> [GIVEN INSTRUCTION] All the entries need to be quoted exactly, apart from the pictures, which you should drop.

(Extracted records)
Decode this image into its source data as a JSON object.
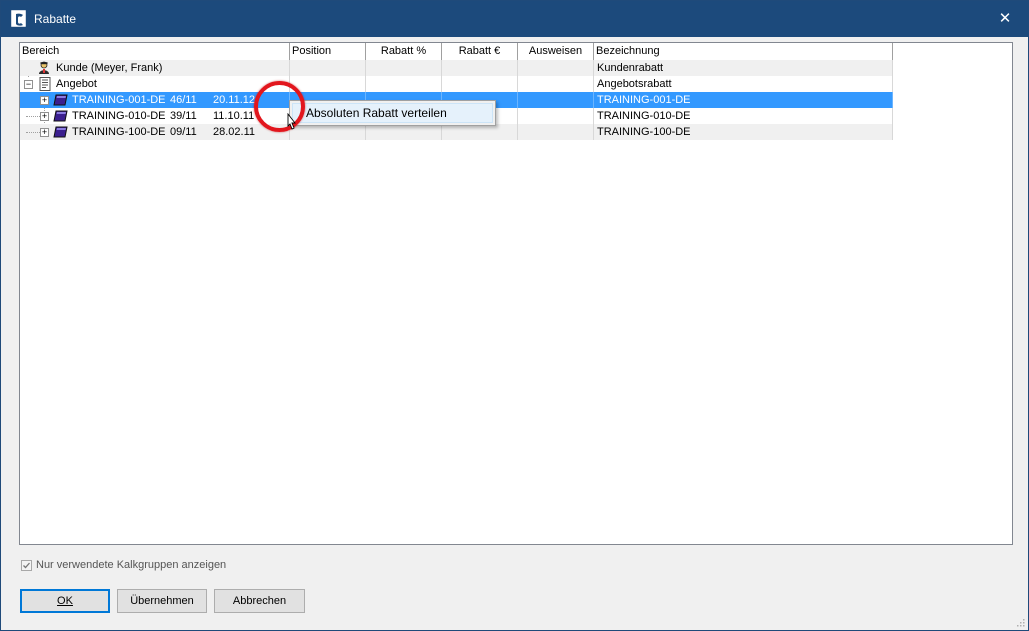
{
  "window": {
    "title": "Rabatte",
    "close_glyph": "✕"
  },
  "columns": [
    "Bereich",
    "Position",
    "Rabatt %",
    "Rabatt €",
    "Ausweisen",
    "Bezeichnung"
  ],
  "rows": [
    {
      "bereich": "Kunde (Meyer, Frank)",
      "bezeichnung": "Kundenrabatt",
      "icon": "person-icon"
    },
    {
      "bereich": "Angebot",
      "bezeichnung": "Angebotsrabatt",
      "icon": "document-icon"
    },
    {
      "code": "TRAINING-001-DE",
      "pos": "46/11",
      "date": "20.11.12",
      "bezeichnung": "TRAINING-001-DE",
      "icon": "book-icon",
      "selected": true
    },
    {
      "code": "TRAINING-010-DE",
      "pos": "39/11",
      "date": "11.10.11",
      "bezeichnung": "TRAINING-010-DE",
      "icon": "book-icon"
    },
    {
      "code": "TRAINING-100-DE",
      "pos": "09/11",
      "date": "28.02.11",
      "bezeichnung": "TRAINING-100-DE",
      "icon": "book-icon"
    }
  ],
  "context_menu": {
    "item": "Absoluten Rabatt verteilen"
  },
  "checkbox": {
    "label": "Nur verwendete Kalkgruppen anzeigen",
    "checked": true
  },
  "buttons": {
    "ok": "OK",
    "apply": "Übernehmen",
    "cancel": "Abbrechen"
  },
  "colors": {
    "titlebar": "#1c4a7c",
    "selection": "#3399ff",
    "highlight": "#e2161d"
  }
}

> [OUTPUT FOR THIS EXERCISE]
Decode this image into its source data as a JSON object.
{
  "window": {
    "title": "Rabatte",
    "close_glyph": "✕"
  },
  "columns": [
    "Bereich",
    "Position",
    "Rabatt %",
    "Rabatt €",
    "Ausweisen",
    "Bezeichnung"
  ],
  "rows": [
    {
      "bereich": "Kunde (Meyer, Frank)",
      "bezeichnung": "Kundenrabatt",
      "icon": "person-icon"
    },
    {
      "bereich": "Angebot",
      "bezeichnung": "Angebotsrabatt",
      "icon": "document-icon"
    },
    {
      "code": "TRAINING-001-DE",
      "pos": "46/11",
      "date": "20.11.12",
      "bezeichnung": "TRAINING-001-DE",
      "icon": "book-icon",
      "selected": true
    },
    {
      "code": "TRAINING-010-DE",
      "pos": "39/11",
      "date": "11.10.11",
      "bezeichnung": "TRAINING-010-DE",
      "icon": "book-icon"
    },
    {
      "code": "TRAINING-100-DE",
      "pos": "09/11",
      "date": "28.02.11",
      "bezeichnung": "TRAINING-100-DE",
      "icon": "book-icon"
    }
  ],
  "context_menu": {
    "item": "Absoluten Rabatt verteilen"
  },
  "checkbox": {
    "label": "Nur verwendete Kalkgruppen anzeigen",
    "checked": true
  },
  "buttons": {
    "ok": "OK",
    "apply": "Übernehmen",
    "cancel": "Abbrechen"
  },
  "colors": {
    "titlebar": "#1c4a7c",
    "selection": "#3399ff",
    "highlight": "#e2161d"
  }
}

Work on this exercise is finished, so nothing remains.